### Problem statement
Render the material again word for word, skipping the pictures in it.

### Provided material
************

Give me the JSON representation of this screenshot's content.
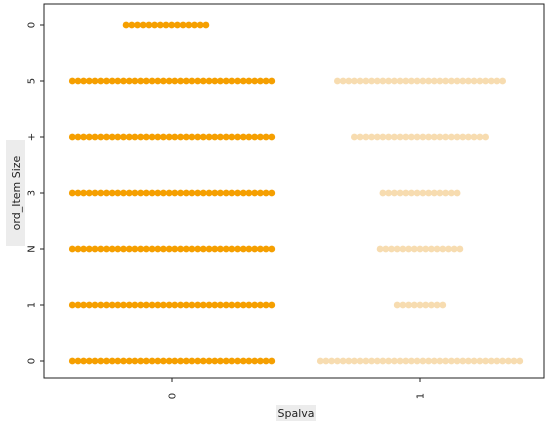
{
  "chart_data": {
    "type": "scatter",
    "subtype": "swarm",
    "xlabel": "Spalva",
    "ylabel": "ord_Item Size",
    "x_categories": [
      "0",
      "1"
    ],
    "y_ticks": [
      "0",
      "1",
      "N",
      "3",
      "+",
      "5",
      "0"
    ],
    "series": [
      {
        "x_category": "0",
        "color": "#f59f00",
        "rows": [
          {
            "y": 6,
            "count": 15
          },
          {
            "y": 5,
            "count": 36
          },
          {
            "y": 4,
            "count": 36
          },
          {
            "y": 3,
            "count": 36
          },
          {
            "y": 2,
            "count": 36
          },
          {
            "y": 1,
            "count": 36
          },
          {
            "y": 0,
            "count": 36
          }
        ]
      },
      {
        "x_category": "1",
        "color": "#f7dcb0",
        "rows": [
          {
            "y": 5,
            "count": 30
          },
          {
            "y": 4,
            "count": 24
          },
          {
            "y": 3,
            "count": 14
          },
          {
            "y": 2,
            "count": 15
          },
          {
            "y": 1,
            "count": 9
          },
          {
            "y": 0,
            "count": 36
          }
        ]
      }
    ],
    "ylim": [
      -0.4,
      6.4
    ],
    "grid": false,
    "legend": "none"
  }
}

************

### Response to the exercise
Give me the JSON representation of this screenshot's content.
{
  "chart_data": {
    "type": "scatter",
    "subtype": "swarm",
    "xlabel": "Spalva",
    "ylabel": "ord_Item Size",
    "x_categories": [
      "0",
      "1"
    ],
    "y_ticks": [
      "0",
      "1",
      "N",
      "3",
      "+",
      "5",
      "0"
    ],
    "series": [
      {
        "x_category": "0",
        "color": "#f59f00",
        "rows": [
          {
            "y": 6,
            "count": 15
          },
          {
            "y": 5,
            "count": 36
          },
          {
            "y": 4,
            "count": 36
          },
          {
            "y": 3,
            "count": 36
          },
          {
            "y": 2,
            "count": 36
          },
          {
            "y": 1,
            "count": 36
          },
          {
            "y": 0,
            "count": 36
          }
        ]
      },
      {
        "x_category": "1",
        "color": "#f7dcb0",
        "rows": [
          {
            "y": 5,
            "count": 30
          },
          {
            "y": 4,
            "count": 24
          },
          {
            "y": 3,
            "count": 14
          },
          {
            "y": 2,
            "count": 15
          },
          {
            "y": 1,
            "count": 9
          },
          {
            "y": 0,
            "count": 36
          }
        ]
      }
    ],
    "ylim": [
      -0.4,
      6.4
    ],
    "grid": false,
    "legend": "none"
  }
}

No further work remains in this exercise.